Scan the lines below for the string "fill" and copy every one that has it.
** START **
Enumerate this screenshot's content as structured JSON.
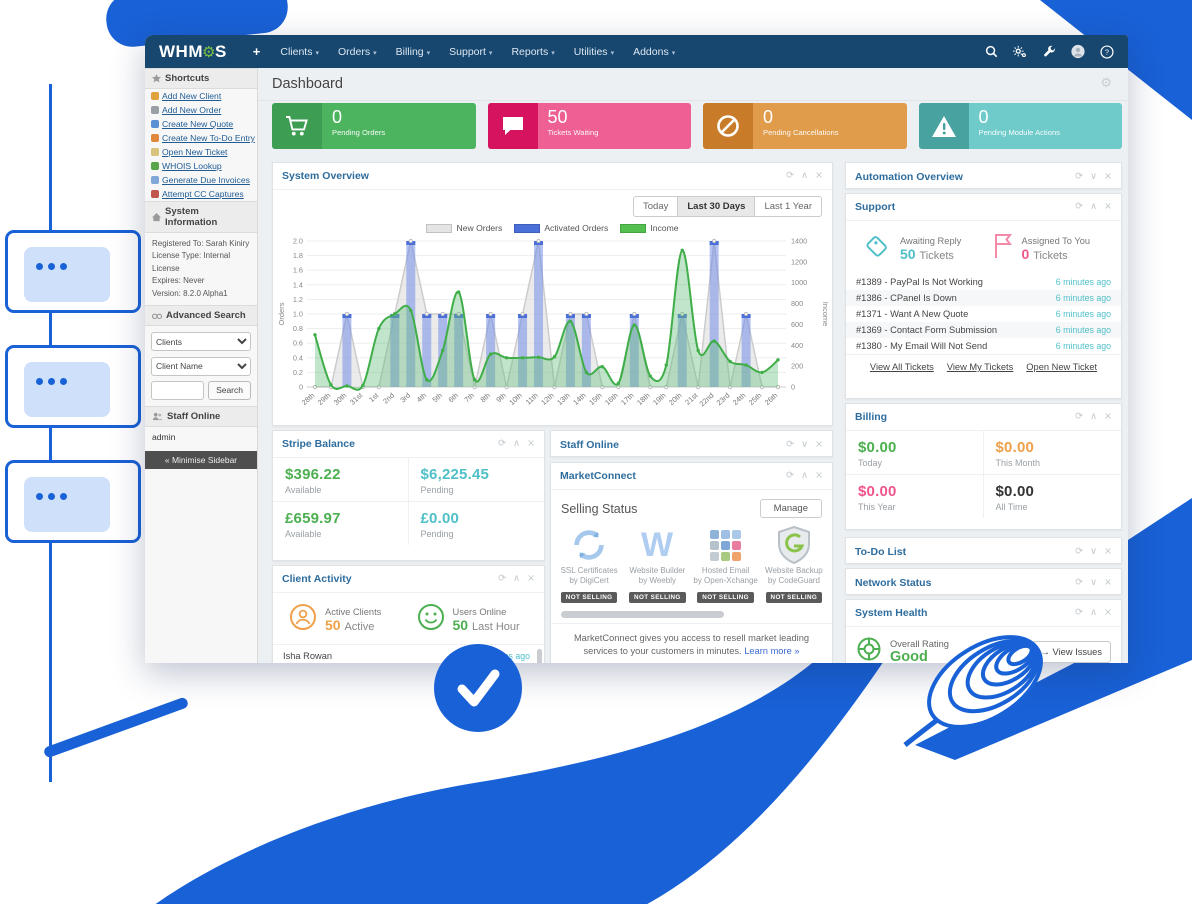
{
  "colors": {
    "accent_blue": "#1961d6",
    "navbar": "#17476f",
    "logo_green": "#7cc242",
    "panel_title": "#2e6d9e",
    "teal": "#4fc0c8",
    "green": "#4caf50",
    "pink": "#f0548c",
    "orange": "#f0a04b",
    "dark": "#333333"
  },
  "icons": {
    "refresh": "⟳",
    "collapse": "∧",
    "expand": "∨",
    "close": "×",
    "gear": "⚙",
    "caret": "▾",
    "check": "✓"
  },
  "navbar": {
    "logo_pre": "WHM",
    "logo_post": "S",
    "plus": "+",
    "menus": [
      {
        "label": "Clients"
      },
      {
        "label": "Orders"
      },
      {
        "label": "Billing"
      },
      {
        "label": "Support"
      },
      {
        "label": "Reports"
      },
      {
        "label": "Utilities"
      },
      {
        "label": "Addons"
      }
    ],
    "right_icons": [
      "search-icon",
      "cogs-icon",
      "wrench-icon",
      "avatar",
      "help-icon"
    ]
  },
  "sidebar": {
    "shortcuts": {
      "title": "Shortcuts",
      "items": [
        {
          "label": "Add New Client",
          "icon": "add-client-icon"
        },
        {
          "label": "Add New Order",
          "icon": "add-order-icon"
        },
        {
          "label": "Create New Quote",
          "icon": "quote-icon"
        },
        {
          "label": "Create New To-Do Entry",
          "icon": "todo-icon"
        },
        {
          "label": "Open New Ticket",
          "icon": "ticket-icon"
        },
        {
          "label": "WHOIS Lookup",
          "icon": "whois-icon"
        },
        {
          "label": "Generate Due Invoices",
          "icon": "invoices-icon"
        },
        {
          "label": "Attempt CC Captures",
          "icon": "cc-icon"
        }
      ]
    },
    "system_information": {
      "title": "System Information",
      "lines": [
        "Registered To: Sarah Kiniry",
        "License Type: Internal License",
        "Expires: Never",
        "Version: 8.2.0 Alpha1"
      ]
    },
    "advanced_search": {
      "title": "Advanced Search",
      "select1": "Clients",
      "select2": "Client Name",
      "search_button": "Search"
    },
    "staff_online": {
      "title": "Staff Online",
      "users": [
        "admin"
      ]
    },
    "minimise_label": "« Minimise Sidebar"
  },
  "content": {
    "title": "Dashboard",
    "stat_cards": [
      {
        "value": "0",
        "label": "Pending Orders",
        "icon": "cart-icon",
        "color_left": "#3d9e53",
        "color_right": "#4cb45f"
      },
      {
        "value": "50",
        "label": "Tickets Waiting",
        "icon": "chat-icon",
        "color_left": "#d6135e",
        "color_right": "#ee5f93"
      },
      {
        "value": "0",
        "label": "Pending Cancellations",
        "icon": "ban-icon",
        "color_left": "#c87b28",
        "color_right": "#e09b4b"
      },
      {
        "value": "0",
        "label": "Pending Module Actions",
        "icon": "warning-icon",
        "color_left": "#48a2a0",
        "color_right": "#6fcbca"
      }
    ]
  },
  "panels": {
    "system_overview": {
      "title": "System Overview",
      "collapsed": false,
      "range_buttons": [
        "Today",
        "Last 30 Days",
        "Last 1 Year"
      ],
      "active_range": "Last 30 Days",
      "legend": [
        {
          "label": "New Orders",
          "color": "#e4e4e4"
        },
        {
          "label": "Activated Orders",
          "color": "#4a6fd8"
        },
        {
          "label": "Income",
          "color": "#53c04f"
        }
      ]
    },
    "automation_overview": {
      "title": "Automation Overview",
      "collapsed": true
    },
    "support": {
      "title": "Support",
      "collapsed": false,
      "stats": [
        {
          "icon": "tag-icon",
          "label": "Awaiting Reply",
          "value": "50",
          "unit": "Tickets",
          "color": "#4fc0c8"
        },
        {
          "icon": "flag-icon",
          "label": "Assigned To You",
          "value": "0",
          "unit": "Tickets",
          "color": "#f0548c"
        }
      ],
      "tickets": [
        {
          "title": "#1389 - PayPal Is Not Working",
          "time": "6 minutes ago"
        },
        {
          "title": "#1386 - CPanel Is Down",
          "time": "6 minutes ago"
        },
        {
          "title": "#1371 - Want A New Quote",
          "time": "6 minutes ago"
        },
        {
          "title": "#1369 - Contact Form Submission",
          "time": "6 minutes ago"
        },
        {
          "title": "#1380 - My Email Will Not Send",
          "time": "6 minutes ago"
        }
      ],
      "links": [
        "View All Tickets",
        "View My Tickets",
        "Open New Ticket"
      ]
    },
    "billing": {
      "title": "Billing",
      "collapsed": false,
      "cells": [
        {
          "value": "$0.00",
          "label": "Today",
          "color": "#4caf50"
        },
        {
          "value": "$0.00",
          "label": "This Month",
          "color": "#f0a04b"
        },
        {
          "value": "$0.00",
          "label": "This Year",
          "color": "#f0548c"
        },
        {
          "value": "$0.00",
          "label": "All Time",
          "color": "#333333"
        }
      ]
    },
    "todo": {
      "title": "To-Do List",
      "collapsed": true
    },
    "network": {
      "title": "Network Status",
      "collapsed": true
    },
    "system_health": {
      "title": "System Health",
      "collapsed": false,
      "label": "Overall Rating",
      "value": "Good",
      "button": "→ View Issues"
    },
    "stripe": {
      "title": "Stripe Balance",
      "collapsed": false,
      "cells": [
        {
          "value": "$396.22",
          "label": "Available",
          "color": "#4caf50"
        },
        {
          "value": "$6,225.45",
          "label": "Pending",
          "color": "#4fc0c8"
        },
        {
          "value": "£659.97",
          "label": "Available",
          "color": "#4caf50"
        },
        {
          "value": "£0.00",
          "label": "Pending",
          "color": "#4fc0c8"
        }
      ]
    },
    "client_activity": {
      "title": "Client Activity",
      "collapsed": false,
      "stats": [
        {
          "icon": "user-circle-icon",
          "label": "Active Clients",
          "value": "50",
          "unit": "Active",
          "color": "#f0a04b"
        },
        {
          "icon": "smiley-icon",
          "label": "Users Online",
          "value": "50",
          "unit": "Last Hour",
          "color": "#4caf50"
        }
      ],
      "rows": [
        {
          "name": "Isha Rowan",
          "time": "6 minutes ago"
        }
      ]
    },
    "staff_online": {
      "title": "Staff Online",
      "collapsed": true
    },
    "marketconnect": {
      "title": "MarketConnect",
      "collapsed": false,
      "heading": "Selling Status",
      "manage_button": "Manage",
      "services": [
        {
          "name": "SSL Certificates",
          "by": "by DigiCert",
          "icon": "digicert-icon",
          "badge": "NOT SELLING"
        },
        {
          "name": "Website Builder",
          "by": "by Weebly",
          "icon": "weebly-icon",
          "badge": "NOT SELLING"
        },
        {
          "name": "Hosted Email",
          "by": "by Open-Xchange",
          "icon": "openxchange-icon",
          "badge": "NOT SELLING"
        },
        {
          "name": "Website Backup",
          "by": "by CodeGuard",
          "icon": "codeguard-icon",
          "badge": "NOT SELLING"
        }
      ],
      "ox_colors": [
        "#8fb3d9",
        "#9fc0e4",
        "#aac8e8",
        "#b7c3cc",
        "#7fa8d9",
        "#e87da0",
        "#c3ccd3",
        "#a8c97f",
        "#f0a36b"
      ],
      "description": "MarketConnect gives you access to resell market leading services to your customers in minutes.",
      "learn_more": "Learn more »"
    }
  },
  "chart_data": {
    "type": "area",
    "title": "System Overview",
    "x": [
      "28th",
      "29th",
      "30th",
      "31st",
      "1st",
      "2nd",
      "3rd",
      "4th",
      "5th",
      "6th",
      "7th",
      "8th",
      "9th",
      "10th",
      "11th",
      "12th",
      "13th",
      "14th",
      "15th",
      "16th",
      "17th",
      "18th",
      "19th",
      "20th",
      "21st",
      "22nd",
      "23rd",
      "24th",
      "25th",
      "26th"
    ],
    "series": [
      {
        "name": "New Orders",
        "type": "area",
        "axis": "left",
        "color": "#cccccc",
        "fill": "rgba(218,218,218,0.55)",
        "values": [
          0,
          0,
          1,
          0,
          0,
          1,
          2,
          1,
          1,
          1,
          0,
          1,
          0,
          1,
          2,
          0,
          1,
          1,
          0,
          0,
          1,
          0,
          0,
          1,
          0,
          2,
          0,
          1,
          0,
          0
        ]
      },
      {
        "name": "Activated Orders",
        "type": "bar",
        "axis": "left",
        "color": "#4a6fd8",
        "fill": "rgba(105,134,232,0.5)",
        "values": [
          0,
          0,
          1,
          0,
          0,
          1,
          2,
          1,
          1,
          1,
          0,
          1,
          0,
          1,
          2,
          0,
          1,
          1,
          0,
          0,
          1,
          0,
          0,
          1,
          0,
          2,
          0,
          1,
          0,
          0
        ]
      },
      {
        "name": "Income",
        "type": "line",
        "axis": "right",
        "color": "#3fae49",
        "fill": "rgba(99,190,123,0.4)",
        "values": [
          500,
          20,
          10,
          15,
          560,
          700,
          735,
          70,
          350,
          910,
          70,
          315,
          280,
          280,
          285,
          290,
          630,
          140,
          195,
          35,
          595,
          105,
          210,
          1310,
          350,
          440,
          245,
          210,
          140,
          260
        ]
      }
    ],
    "ylabel_left": "Orders",
    "ylabel_right": "Income",
    "ylim_left": [
      0,
      2.0
    ],
    "yticks_left": [
      0,
      0.2,
      0.4,
      0.6,
      0.8,
      1.0,
      1.2,
      1.4,
      1.6,
      1.8,
      2.0
    ],
    "ylim_right": [
      0,
      1400
    ],
    "yticks_right": [
      0,
      200,
      400,
      600,
      800,
      1000,
      1200,
      1400
    ],
    "grid": true,
    "legend_position": "top"
  }
}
** END **
= Result below =
        "fill": "rgba(218,218,218,0.55)",
        "fill": "rgba(105,134,232,0.5)",
        "fill": "rgba(99,190,123,0.4)",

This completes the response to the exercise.